==== Dataset extract ====

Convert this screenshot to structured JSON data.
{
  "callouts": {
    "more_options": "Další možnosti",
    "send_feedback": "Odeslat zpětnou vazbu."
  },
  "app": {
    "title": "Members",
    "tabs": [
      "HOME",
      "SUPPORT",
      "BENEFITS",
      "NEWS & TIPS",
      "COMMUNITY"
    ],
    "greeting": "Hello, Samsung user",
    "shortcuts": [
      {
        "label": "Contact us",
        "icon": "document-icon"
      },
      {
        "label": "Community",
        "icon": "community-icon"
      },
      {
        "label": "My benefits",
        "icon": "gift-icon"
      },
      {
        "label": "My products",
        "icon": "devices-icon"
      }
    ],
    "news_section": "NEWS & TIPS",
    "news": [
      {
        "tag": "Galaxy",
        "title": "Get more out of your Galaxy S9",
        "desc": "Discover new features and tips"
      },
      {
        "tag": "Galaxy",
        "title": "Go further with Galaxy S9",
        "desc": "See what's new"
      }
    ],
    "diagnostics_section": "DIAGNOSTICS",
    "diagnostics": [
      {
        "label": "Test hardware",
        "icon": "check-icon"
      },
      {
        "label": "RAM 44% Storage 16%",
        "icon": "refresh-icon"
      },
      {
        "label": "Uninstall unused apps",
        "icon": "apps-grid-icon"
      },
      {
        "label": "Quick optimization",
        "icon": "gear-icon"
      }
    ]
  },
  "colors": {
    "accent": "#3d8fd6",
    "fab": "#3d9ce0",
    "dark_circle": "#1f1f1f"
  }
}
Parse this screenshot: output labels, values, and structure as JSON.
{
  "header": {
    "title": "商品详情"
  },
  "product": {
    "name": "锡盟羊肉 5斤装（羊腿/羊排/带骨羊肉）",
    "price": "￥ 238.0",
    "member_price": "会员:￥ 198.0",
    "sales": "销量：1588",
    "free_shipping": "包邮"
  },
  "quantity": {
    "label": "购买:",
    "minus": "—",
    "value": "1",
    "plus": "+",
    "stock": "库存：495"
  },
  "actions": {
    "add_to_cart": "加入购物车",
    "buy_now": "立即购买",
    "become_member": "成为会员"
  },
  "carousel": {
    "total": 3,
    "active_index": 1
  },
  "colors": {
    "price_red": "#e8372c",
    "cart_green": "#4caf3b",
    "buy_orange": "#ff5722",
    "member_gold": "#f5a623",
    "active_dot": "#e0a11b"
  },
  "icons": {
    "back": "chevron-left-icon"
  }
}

====

**Work instructions**
The word "JSON" appears in how many lines of the records? Give the number only.

**Written reply**
2